◆ What to work on
Extract the full set of records, then give each one again exactly.

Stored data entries
--------

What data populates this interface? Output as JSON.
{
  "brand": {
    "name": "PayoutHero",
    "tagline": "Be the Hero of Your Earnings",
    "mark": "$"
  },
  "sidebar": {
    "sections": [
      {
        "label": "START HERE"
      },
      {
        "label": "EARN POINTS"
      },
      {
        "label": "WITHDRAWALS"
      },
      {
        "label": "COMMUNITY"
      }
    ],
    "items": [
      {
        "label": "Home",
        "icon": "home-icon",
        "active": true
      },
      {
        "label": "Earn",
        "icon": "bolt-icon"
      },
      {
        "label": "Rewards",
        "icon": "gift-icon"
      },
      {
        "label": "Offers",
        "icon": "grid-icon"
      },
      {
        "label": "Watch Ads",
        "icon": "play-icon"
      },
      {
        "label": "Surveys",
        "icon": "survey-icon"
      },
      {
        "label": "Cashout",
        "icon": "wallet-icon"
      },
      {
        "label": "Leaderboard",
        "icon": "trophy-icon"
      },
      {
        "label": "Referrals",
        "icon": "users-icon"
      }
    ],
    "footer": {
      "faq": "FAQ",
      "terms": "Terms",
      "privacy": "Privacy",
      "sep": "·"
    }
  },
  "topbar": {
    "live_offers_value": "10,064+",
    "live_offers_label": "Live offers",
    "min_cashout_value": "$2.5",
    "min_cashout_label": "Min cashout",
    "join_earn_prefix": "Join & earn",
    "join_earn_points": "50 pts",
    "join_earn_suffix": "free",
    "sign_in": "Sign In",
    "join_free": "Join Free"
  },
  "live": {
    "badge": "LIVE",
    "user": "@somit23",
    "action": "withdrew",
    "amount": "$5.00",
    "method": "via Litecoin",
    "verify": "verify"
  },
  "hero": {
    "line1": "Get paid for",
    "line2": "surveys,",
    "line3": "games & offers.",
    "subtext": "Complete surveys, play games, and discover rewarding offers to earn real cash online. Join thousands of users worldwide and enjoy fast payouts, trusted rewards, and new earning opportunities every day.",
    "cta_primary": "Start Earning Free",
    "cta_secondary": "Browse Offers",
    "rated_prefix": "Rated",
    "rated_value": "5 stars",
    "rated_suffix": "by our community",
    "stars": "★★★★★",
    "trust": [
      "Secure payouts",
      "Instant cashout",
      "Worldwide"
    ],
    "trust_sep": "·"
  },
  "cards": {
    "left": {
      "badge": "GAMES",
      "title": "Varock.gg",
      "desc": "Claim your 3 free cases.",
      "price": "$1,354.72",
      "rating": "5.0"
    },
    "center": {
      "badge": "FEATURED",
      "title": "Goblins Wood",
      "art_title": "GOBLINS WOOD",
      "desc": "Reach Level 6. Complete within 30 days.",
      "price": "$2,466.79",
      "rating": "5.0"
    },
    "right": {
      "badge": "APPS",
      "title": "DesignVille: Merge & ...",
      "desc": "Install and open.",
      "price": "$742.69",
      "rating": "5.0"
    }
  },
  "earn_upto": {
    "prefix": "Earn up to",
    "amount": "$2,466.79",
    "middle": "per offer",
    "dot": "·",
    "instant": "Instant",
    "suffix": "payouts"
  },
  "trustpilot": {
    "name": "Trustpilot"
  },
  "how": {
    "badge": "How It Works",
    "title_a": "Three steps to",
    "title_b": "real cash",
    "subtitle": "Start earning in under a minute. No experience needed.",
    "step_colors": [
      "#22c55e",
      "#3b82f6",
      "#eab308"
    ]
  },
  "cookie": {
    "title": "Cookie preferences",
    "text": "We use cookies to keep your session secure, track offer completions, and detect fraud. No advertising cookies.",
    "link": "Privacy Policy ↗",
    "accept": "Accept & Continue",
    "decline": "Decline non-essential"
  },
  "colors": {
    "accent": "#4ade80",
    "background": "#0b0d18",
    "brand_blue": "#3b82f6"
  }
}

--------

◆ Answer to the task
What data populates this interface? Output as JSON.
{
  "brand": {
    "name": "PayoutHero",
    "tagline": "Be the Hero of Your Earnings",
    "mark": "$"
  },
  "sidebar": {
    "sections": [
      {
        "label": "START HERE"
      },
      {
        "label": "EARN POINTS"
      },
      {
        "label": "WITHDRAWALS"
      },
      {
        "label": "COMMUNITY"
      }
    ],
    "items": [
      {
        "label": "Home",
        "icon": "home-icon",
        "active": true
      },
      {
        "label": "Earn",
        "icon": "bolt-icon"
      },
      {
        "label": "Rewards",
        "icon": "gift-icon"
      },
      {
        "label": "Offers",
        "icon": "grid-icon"
      },
      {
        "label": "Watch Ads",
        "icon": "play-icon"
      },
      {
        "label": "Surveys",
        "icon": "survey-icon"
      },
      {
        "label": "Cashout",
        "icon": "wallet-icon"
      },
      {
        "label": "Leaderboard",
        "icon": "trophy-icon"
      },
      {
        "label": "Referrals",
        "icon": "users-icon"
      }
    ],
    "footer": {
      "faq": "FAQ",
      "terms": "Terms",
      "privacy": "Privacy",
      "sep": "·"
    }
  },
  "topbar": {
    "live_offers_value": "10,064+",
    "live_offers_label": "Live offers",
    "min_cashout_value": "$2.5",
    "min_cashout_label": "Min cashout",
    "join_earn_prefix": "Join & earn",
    "join_earn_points": "50 pts",
    "join_earn_suffix": "free",
    "sign_in": "Sign In",
    "join_free": "Join Free"
  },
  "live": {
    "badge": "LIVE",
    "user": "@somit23",
    "action": "withdrew",
    "amount": "$5.00",
    "method": "via Litecoin",
    "verify": "verify"
  },
  "hero": {
    "line1": "Get paid for",
    "line2": "surveys,",
    "line3": "games & offers.",
    "subtext": "Complete surveys, play games, and discover rewarding offers to earn real cash online. Join thousands of users worldwide and enjoy fast payouts, trusted rewards, and new earning opportunities every day.",
    "cta_primary": "Start Earning Free",
    "cta_secondary": "Browse Offers",
    "rated_prefix": "Rated",
    "rated_value": "5 stars",
    "rated_suffix": "by our community",
    "stars": "★★★★★",
    "trust": [
      "Secure payouts",
      "Instant cashout",
      "Worldwide"
    ],
    "trust_sep": "·"
  },
  "cards": {
    "left": {
      "badge": "GAMES",
      "title": "Varock.gg",
      "desc": "Claim your 3 free cases.",
      "price": "$1,354.72",
      "rating": "5.0"
    },
    "center": {
      "badge": "FEATURED",
      "title": "Goblins Wood",
      "art_title": "GOBLINS WOOD",
      "desc": "Reach Level 6. Complete within 30 days.",
      "price": "$2,466.79",
      "rating": "5.0"
    },
    "right": {
      "badge": "APPS",
      "title": "DesignVille: Merge & ...",
      "desc": "Install and open.",
      "price": "$742.69",
      "rating": "5.0"
    }
  },
  "earn_upto": {
    "prefix": "Earn up to",
    "amount": "$2,466.79",
    "middle": "per offer",
    "dot": "·",
    "instant": "Instant",
    "suffix": "payouts"
  },
  "trustpilot": {
    "name": "Trustpilot"
  },
  "how": {
    "badge": "How It Works",
    "title_a": "Three steps to",
    "title_b": "real cash",
    "subtitle": "Start earning in under a minute. No experience needed.",
    "step_colors": [
      "#22c55e",
      "#3b82f6",
      "#eab308"
    ]
  },
  "cookie": {
    "title": "Cookie preferences",
    "text": "We use cookies to keep your session secure, track offer completions, and detect fraud. No advertising cookies.",
    "link": "Privacy Policy ↗",
    "accept": "Accept & Continue",
    "decline": "Decline non-essential"
  },
  "colors": {
    "accent": "#4ade80",
    "background": "#0b0d18",
    "brand_blue": "#3b82f6"
  }
}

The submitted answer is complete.